Can you restate the records below word for word?

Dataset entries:
____
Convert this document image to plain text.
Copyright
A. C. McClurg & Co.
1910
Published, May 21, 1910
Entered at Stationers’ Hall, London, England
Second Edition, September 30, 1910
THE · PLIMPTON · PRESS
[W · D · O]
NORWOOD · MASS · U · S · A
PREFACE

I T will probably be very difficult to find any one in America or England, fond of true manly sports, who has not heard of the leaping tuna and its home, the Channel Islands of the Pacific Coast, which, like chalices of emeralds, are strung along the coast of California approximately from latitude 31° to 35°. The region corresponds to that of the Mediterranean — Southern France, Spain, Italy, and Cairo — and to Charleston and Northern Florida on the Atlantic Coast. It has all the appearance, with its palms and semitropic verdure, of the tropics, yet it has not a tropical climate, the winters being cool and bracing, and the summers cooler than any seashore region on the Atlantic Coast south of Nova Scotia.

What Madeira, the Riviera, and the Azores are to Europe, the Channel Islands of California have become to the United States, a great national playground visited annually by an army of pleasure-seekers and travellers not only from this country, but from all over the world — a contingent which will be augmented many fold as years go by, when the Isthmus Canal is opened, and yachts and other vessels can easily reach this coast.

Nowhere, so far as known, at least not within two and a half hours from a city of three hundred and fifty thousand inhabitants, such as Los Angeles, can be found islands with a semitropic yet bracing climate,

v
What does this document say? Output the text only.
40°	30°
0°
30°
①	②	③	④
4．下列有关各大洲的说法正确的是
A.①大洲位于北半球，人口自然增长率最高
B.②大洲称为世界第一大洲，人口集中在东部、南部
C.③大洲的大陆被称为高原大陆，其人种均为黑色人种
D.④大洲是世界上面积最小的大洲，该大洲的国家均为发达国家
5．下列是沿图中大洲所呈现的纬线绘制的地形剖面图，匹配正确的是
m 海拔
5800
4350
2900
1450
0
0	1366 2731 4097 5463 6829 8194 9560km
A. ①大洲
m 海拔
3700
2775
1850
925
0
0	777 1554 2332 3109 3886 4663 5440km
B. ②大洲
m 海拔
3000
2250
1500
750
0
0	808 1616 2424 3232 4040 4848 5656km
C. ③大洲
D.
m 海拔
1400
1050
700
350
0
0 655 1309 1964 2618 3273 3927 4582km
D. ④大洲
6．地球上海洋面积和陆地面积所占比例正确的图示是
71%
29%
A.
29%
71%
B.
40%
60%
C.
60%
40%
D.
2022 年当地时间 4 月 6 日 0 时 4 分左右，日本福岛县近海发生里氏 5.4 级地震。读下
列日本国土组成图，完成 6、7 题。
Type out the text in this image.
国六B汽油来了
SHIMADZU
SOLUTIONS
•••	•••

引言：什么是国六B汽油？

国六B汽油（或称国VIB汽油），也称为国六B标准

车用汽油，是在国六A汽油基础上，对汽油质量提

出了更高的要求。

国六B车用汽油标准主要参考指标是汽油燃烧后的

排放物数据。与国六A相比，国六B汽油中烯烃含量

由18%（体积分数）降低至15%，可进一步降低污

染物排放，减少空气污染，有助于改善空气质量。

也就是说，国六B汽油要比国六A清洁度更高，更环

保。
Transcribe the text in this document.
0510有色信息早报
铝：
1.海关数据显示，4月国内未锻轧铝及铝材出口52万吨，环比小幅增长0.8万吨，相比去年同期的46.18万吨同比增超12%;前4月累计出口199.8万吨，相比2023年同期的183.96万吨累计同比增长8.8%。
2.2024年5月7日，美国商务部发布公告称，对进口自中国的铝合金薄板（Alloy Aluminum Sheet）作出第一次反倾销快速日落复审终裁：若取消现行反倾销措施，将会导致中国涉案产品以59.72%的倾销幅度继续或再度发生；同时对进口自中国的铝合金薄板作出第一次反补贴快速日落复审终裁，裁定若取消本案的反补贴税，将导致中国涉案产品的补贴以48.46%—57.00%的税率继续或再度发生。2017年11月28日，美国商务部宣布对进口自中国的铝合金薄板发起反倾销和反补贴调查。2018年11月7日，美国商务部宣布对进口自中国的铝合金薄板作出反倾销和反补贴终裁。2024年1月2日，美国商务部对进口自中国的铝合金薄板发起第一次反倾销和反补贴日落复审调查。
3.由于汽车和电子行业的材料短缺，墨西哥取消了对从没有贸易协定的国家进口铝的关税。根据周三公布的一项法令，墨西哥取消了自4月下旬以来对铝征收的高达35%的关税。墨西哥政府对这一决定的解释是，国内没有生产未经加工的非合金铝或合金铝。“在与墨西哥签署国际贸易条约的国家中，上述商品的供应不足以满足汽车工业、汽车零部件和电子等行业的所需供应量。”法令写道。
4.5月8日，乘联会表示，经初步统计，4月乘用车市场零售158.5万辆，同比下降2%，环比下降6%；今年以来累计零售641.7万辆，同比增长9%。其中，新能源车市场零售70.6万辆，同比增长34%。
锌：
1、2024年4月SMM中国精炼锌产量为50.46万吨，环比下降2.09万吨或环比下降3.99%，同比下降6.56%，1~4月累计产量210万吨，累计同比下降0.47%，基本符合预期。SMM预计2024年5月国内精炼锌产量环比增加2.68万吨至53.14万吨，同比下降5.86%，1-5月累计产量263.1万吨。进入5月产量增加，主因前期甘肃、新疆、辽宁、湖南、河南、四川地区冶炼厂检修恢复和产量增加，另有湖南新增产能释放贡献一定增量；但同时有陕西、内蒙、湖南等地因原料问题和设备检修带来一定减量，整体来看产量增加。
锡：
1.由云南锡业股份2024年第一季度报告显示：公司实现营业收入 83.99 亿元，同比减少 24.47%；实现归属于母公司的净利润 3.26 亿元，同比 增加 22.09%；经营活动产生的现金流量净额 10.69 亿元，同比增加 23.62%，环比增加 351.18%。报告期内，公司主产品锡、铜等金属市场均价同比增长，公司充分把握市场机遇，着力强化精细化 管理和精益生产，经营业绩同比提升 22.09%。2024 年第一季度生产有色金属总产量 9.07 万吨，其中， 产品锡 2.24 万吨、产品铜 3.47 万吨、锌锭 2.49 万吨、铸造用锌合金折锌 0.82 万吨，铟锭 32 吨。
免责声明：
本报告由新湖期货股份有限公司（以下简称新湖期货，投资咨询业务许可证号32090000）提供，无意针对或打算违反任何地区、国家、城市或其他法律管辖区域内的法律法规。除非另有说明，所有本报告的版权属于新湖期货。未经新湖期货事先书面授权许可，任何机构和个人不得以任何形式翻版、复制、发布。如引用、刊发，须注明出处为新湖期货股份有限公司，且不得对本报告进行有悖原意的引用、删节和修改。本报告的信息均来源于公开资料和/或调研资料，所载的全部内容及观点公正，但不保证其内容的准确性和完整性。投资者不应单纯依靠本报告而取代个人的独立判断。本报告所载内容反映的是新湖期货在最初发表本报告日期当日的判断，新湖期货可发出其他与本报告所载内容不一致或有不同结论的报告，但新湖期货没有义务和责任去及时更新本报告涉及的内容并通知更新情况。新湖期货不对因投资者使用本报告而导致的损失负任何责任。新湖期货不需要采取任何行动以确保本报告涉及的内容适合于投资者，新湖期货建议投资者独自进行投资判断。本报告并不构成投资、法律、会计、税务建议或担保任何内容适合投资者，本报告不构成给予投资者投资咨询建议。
____
SOLUTION:
Convert this document image to plain text.
Copyright
A. C. McClurg & Co.
1910
Published, May 21, 1910
Entered at Stationers’ Hall, London, England
Second Edition, September 30, 1910
THE · PLIMPTON · PRESS
[W · D · O]
NORWOOD · MASS · U · S · A
PREFACE

I T will probably be very difficult to find any one in America or England, fond of true manly sports, who has not heard of the leaping tuna and its home, the Channel Islands of the Pacific Coast, which, like chalices of emeralds, are strung along the coast of California approximately from latitude 31° to 35°. The region corresponds to that of the Mediterranean — Southern France, Spain, Italy, and Cairo — and to Charleston and Northern Florida on the Atlantic Coast. It has all the appearance, with its palms and semitropic verdure, of the tropics, yet it has not a tropical climate, the winters being cool and bracing, and the summers cooler than any seashore region on the Atlantic Coast south of Nova Scotia.

What Madeira, the Riviera, and the Azores are to Europe, the Channel Islands of California have become to the United States, a great national playground visited annually by an army of pleasure-seekers and travellers not only from this country, but from all over the world — a contingent which will be augmented many fold as years go by, when the Isthmus Canal is opened, and yachts and other vessels can easily reach this coast.

Nowhere, so far as known, at least not within two and a half hours from a city of three hundred and fifty thousand inhabitants, such as Los Angeles, can be found islands with a semitropic yet bracing climate,

v
What does this document say? Output the text only.
40°	30°
0°
30°
①	②	③	④
4．下列有关各大洲的说法正确的是
A.①大洲位于北半球，人口自然增长率最高
B.②大洲称为世界第一大洲，人口集中在东部、南部
C.③大洲的大陆被称为高原大陆，其人种均为黑色人种
D.④大洲是世界上面积最小的大洲，该大洲的国家均为发达国家
5．下列是沿图中大洲所呈现的纬线绘制的地形剖面图，匹配正确的是
m 海拔
5800
4350
2900
1450
0
0	1366 2731 4097 5463 6829 8194 9560km
A. ①大洲
m 海拔
3700
2775
1850
925
0
0	777 1554 2332 3109 3886 4663 5440km
B. ②大洲
m 海拔
3000
2250
1500
750
0
0	808 1616 2424 3232 4040 4848 5656km
C. ③大洲
D.
m 海拔
1400
1050
700
350
0
0 655 1309 1964 2618 3273 3927 4582km
D. ④大洲
6．地球上海洋面积和陆地面积所占比例正确的图示是
71%
29%
A.
29%
71%
B.
40%
60%
C.
60%
40%
D.
2022 年当地时间 4 月 6 日 0 时 4 分左右，日本福岛县近海发生里氏 5.4 级地震。读下
列日本国土组成图，完成 6、7 题。
Type out the text in this image.
国六B汽油来了
SHIMADZU
SOLUTIONS
•••	•••

引言：什么是国六B汽油？

国六B汽油（或称国VIB汽油），也称为国六B标准

车用汽油，是在国六A汽油基础上，对汽油质量提

出了更高的要求。

国六B车用汽油标准主要参考指标是汽油燃烧后的

排放物数据。与国六A相比，国六B汽油中烯烃含量

由18%（体积分数）降低至15%，可进一步降低污

染物排放，减少空气污染，有助于改善空气质量。

也就是说，国六B汽油要比国六A清洁度更高，更环

保。
Transcribe the text in this document.
0510有色信息早报
铝：
1.海关数据显示，4月国内未锻轧铝及铝材出口52万吨，环比小幅增长0.8万吨，相比去年同期的46.18万吨同比增超12%;前4月累计出口199.8万吨，相比2023年同期的183.96万吨累计同比增长8.8%。
2.2024年5月7日，美国商务部发布公告称，对进口自中国的铝合金薄板（Alloy Aluminum Sheet）作出第一次反倾销快速日落复审终裁：若取消现行反倾销措施，将会导致中国涉案产品以59.72%的倾销幅度继续或再度发生；同时对进口自中国的铝合金薄板作出第一次反补贴快速日落复审终裁，裁定若取消本案的反补贴税，将导致中国涉案产品的补贴以48.46%—57.00%的税率继续或再度发生。2017年11月28日，美国商务部宣布对进口自中国的铝合金薄板发起反倾销和反补贴调查。2018年11月7日，美国商务部宣布对进口自中国的铝合金薄板作出反倾销和反补贴终裁。2024年1月2日，美国商务部对进口自中国的铝合金薄板发起第一次反倾销和反补贴日落复审调查。
3.由于汽车和电子行业的材料短缺，墨西哥取消了对从没有贸易协定的国家进口铝的关税。根据周三公布的一项法令，墨西哥取消了自4月下旬以来对铝征收的高达35%的关税。墨西哥政府对这一决定的解释是，国内没有生产未经加工的非合金铝或合金铝。“在与墨西哥签署国际贸易条约的国家中，上述商品的供应不足以满足汽车工业、汽车零部件和电子等行业的所需供应量。”法令写道。
4.5月8日，乘联会表示，经初步统计，4月乘用车市场零售158.5万辆，同比下降2%，环比下降6%；今年以来累计零售641.7万辆，同比增长9%。其中，新能源车市场零售70.6万辆，同比增长34%。
锌：
1、2024年4月SMM中国精炼锌产量为50.46万吨，环比下降2.09万吨或环比下降3.99%，同比下降6.56%，1~4月累计产量210万吨，累计同比下降0.47%，基本符合预期。SMM预计2024年5月国内精炼锌产量环比增加2.68万吨至53.14万吨，同比下降5.86%，1-5月累计产量263.1万吨。进入5月产量增加，主因前期甘肃、新疆、辽宁、湖南、河南、四川地区冶炼厂检修恢复和产量增加，另有湖南新增产能释放贡献一定增量；但同时有陕西、内蒙、湖南等地因原料问题和设备检修带来一定减量，整体来看产量增加。
锡：
1.由云南锡业股份2024年第一季度报告显示：公司实现营业收入 83.99 亿元，同比减少 24.47%；实现归属于母公司的净利润 3.26 亿元，同比 增加 22.09%；经营活动产生的现金流量净额 10.69 亿元，同比增加 23.62%，环比增加 351.18%。报告期内，公司主产品锡、铜等金属市场均价同比增长，公司充分把握市场机遇，着力强化精细化 管理和精益生产，经营业绩同比提升 22.09%。2024 年第一季度生产有色金属总产量 9.07 万吨，其中， 产品锡 2.24 万吨、产品铜 3.47 万吨、锌锭 2.49 万吨、铸造用锌合金折锌 0.82 万吨，铟锭 32 吨。
免责声明：
本报告由新湖期货股份有限公司（以下简称新湖期货，投资咨询业务许可证号32090000）提供，无意针对或打算违反任何地区、国家、城市或其他法律管辖区域内的法律法规。除非另有说明，所有本报告的版权属于新湖期货。未经新湖期货事先书面授权许可，任何机构和个人不得以任何形式翻版、复制、发布。如引用、刊发，须注明出处为新湖期货股份有限公司，且不得对本报告进行有悖原意的引用、删节和修改。本报告的信息均来源于公开资料和/或调研资料，所载的全部内容及观点公正，但不保证其内容的准确性和完整性。投资者不应单纯依靠本报告而取代个人的独立判断。本报告所载内容反映的是新湖期货在最初发表本报告日期当日的判断，新湖期货可发出其他与本报告所载内容不一致或有不同结论的报告，但新湖期货没有义务和责任去及时更新本报告涉及的内容并通知更新情况。新湖期货不对因投资者使用本报告而导致的损失负任何责任。新湖期货不需要采取任何行动以确保本报告涉及的内容适合于投资者，新湖期货建议投资者独自进行投资判断。本报告并不构成投资、法律、会计、税务建议或担保任何内容适合投资者，本报告不构成给予投资者投资咨询建议。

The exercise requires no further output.